Task material =>

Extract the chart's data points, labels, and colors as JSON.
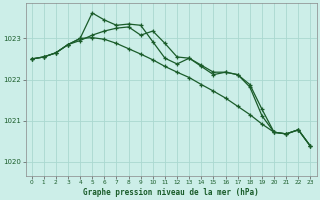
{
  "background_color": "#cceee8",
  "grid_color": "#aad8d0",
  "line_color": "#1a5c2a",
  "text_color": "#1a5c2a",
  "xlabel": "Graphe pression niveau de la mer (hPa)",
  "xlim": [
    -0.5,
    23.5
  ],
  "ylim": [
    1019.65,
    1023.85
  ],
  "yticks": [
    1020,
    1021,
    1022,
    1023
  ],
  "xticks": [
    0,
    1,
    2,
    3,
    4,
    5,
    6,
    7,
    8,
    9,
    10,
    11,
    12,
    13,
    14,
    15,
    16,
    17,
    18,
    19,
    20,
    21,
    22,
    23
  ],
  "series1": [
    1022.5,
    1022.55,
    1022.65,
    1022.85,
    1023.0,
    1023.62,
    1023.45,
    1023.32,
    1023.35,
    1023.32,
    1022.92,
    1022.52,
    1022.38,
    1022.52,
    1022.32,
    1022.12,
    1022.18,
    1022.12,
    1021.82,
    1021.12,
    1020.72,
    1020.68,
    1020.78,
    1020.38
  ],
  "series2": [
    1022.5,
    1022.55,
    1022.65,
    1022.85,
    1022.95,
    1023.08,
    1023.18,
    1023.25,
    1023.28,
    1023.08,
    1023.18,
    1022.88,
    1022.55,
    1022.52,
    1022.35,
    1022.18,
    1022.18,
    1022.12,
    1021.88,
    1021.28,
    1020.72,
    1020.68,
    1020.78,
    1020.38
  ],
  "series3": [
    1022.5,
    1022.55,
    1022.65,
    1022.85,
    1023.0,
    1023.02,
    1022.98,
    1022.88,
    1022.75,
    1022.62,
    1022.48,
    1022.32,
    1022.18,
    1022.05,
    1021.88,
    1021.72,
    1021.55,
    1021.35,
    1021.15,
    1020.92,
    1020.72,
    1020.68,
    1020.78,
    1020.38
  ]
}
...
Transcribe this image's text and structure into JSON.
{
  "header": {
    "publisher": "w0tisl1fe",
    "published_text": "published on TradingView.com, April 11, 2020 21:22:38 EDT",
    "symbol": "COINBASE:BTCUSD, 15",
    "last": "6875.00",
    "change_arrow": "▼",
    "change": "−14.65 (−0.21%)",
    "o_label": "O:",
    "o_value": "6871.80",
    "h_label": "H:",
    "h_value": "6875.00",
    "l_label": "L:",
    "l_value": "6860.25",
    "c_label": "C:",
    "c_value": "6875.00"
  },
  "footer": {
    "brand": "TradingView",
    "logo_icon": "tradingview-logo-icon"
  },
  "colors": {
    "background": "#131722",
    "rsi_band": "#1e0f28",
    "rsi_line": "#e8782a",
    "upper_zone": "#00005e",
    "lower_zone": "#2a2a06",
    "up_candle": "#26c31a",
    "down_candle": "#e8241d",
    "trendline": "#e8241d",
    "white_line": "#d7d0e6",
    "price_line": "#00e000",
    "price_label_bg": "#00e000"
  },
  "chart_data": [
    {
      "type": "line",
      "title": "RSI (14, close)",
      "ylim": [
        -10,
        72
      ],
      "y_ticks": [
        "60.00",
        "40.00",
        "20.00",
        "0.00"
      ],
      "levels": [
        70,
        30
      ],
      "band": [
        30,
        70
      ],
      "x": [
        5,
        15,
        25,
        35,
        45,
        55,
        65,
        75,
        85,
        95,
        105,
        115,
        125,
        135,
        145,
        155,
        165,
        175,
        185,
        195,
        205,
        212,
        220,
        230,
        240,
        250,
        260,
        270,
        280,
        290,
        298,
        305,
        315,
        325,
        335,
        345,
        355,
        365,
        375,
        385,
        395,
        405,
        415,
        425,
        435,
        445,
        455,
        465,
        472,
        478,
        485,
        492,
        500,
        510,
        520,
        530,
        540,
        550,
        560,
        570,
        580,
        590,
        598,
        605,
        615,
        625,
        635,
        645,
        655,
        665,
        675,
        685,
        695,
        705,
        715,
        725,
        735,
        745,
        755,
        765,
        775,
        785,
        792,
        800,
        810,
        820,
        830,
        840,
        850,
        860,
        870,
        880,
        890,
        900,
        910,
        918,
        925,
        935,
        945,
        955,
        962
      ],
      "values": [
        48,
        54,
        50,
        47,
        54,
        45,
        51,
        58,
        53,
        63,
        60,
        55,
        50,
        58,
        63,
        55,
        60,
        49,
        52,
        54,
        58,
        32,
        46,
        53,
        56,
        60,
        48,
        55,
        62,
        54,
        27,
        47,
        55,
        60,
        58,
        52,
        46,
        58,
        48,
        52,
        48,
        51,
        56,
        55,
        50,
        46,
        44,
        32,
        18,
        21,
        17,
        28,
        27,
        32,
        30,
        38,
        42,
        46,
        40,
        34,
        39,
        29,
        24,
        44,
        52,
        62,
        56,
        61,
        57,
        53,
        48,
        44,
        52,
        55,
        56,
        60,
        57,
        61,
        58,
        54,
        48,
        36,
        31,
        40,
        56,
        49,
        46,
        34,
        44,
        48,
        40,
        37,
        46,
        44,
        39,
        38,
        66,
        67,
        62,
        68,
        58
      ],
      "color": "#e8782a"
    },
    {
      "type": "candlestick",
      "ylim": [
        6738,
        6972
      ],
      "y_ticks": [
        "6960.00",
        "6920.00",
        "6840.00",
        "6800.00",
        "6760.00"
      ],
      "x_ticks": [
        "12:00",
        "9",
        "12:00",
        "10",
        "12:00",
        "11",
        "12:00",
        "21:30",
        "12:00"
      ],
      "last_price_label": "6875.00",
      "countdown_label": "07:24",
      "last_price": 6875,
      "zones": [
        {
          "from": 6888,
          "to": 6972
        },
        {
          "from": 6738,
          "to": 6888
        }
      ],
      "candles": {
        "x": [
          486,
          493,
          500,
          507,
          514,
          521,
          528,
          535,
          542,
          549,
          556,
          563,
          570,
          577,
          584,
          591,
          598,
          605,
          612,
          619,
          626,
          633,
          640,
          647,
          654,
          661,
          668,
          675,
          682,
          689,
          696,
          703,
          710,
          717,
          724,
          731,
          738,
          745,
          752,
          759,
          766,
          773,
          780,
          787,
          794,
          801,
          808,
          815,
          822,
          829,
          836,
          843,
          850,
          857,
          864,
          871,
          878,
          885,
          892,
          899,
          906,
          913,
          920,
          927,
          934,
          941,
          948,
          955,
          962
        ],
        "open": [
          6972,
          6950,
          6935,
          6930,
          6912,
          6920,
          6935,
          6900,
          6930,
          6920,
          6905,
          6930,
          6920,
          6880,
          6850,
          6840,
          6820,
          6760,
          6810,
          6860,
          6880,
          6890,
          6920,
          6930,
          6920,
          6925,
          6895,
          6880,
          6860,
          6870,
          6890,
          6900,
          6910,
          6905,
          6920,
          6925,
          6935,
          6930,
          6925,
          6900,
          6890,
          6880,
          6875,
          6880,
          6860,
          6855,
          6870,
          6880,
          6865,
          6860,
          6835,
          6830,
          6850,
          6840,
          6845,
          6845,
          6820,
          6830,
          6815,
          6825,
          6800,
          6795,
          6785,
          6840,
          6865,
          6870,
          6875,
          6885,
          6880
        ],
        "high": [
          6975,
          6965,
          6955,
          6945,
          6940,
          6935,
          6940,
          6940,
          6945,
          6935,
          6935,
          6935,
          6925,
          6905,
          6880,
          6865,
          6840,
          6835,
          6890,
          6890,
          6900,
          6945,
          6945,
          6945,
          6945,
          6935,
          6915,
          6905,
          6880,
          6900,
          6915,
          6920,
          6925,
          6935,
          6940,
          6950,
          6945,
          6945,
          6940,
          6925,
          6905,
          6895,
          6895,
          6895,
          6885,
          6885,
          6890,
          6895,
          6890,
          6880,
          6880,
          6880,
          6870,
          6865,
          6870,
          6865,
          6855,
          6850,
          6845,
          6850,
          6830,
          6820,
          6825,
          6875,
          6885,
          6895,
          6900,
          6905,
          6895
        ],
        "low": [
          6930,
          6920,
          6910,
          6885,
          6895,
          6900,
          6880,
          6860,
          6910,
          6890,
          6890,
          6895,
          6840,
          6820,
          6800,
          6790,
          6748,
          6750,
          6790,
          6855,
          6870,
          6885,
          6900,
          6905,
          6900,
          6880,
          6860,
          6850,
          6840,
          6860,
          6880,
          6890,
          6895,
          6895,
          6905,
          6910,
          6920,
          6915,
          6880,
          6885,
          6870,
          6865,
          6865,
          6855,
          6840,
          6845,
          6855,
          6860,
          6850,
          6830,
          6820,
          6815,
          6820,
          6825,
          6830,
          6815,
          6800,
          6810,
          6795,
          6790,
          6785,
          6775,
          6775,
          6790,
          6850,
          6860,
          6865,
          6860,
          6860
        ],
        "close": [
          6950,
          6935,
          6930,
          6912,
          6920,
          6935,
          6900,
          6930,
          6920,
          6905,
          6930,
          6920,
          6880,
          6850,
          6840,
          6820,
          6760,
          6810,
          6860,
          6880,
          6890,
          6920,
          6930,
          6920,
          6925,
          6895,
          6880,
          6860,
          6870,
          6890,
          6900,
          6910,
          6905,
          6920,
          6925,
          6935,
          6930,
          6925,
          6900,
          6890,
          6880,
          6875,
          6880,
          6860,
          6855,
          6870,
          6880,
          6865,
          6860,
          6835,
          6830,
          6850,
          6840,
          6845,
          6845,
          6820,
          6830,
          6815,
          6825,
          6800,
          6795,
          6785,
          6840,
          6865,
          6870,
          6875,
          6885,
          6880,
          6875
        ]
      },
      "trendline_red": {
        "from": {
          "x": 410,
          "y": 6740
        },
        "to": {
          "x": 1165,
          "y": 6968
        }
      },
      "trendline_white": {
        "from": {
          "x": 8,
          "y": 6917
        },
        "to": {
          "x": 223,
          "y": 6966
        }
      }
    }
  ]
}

Description of the task =>
Of the lines above, how many contain the string "JSON"? Only the number is required.

Result of the exercise =>
2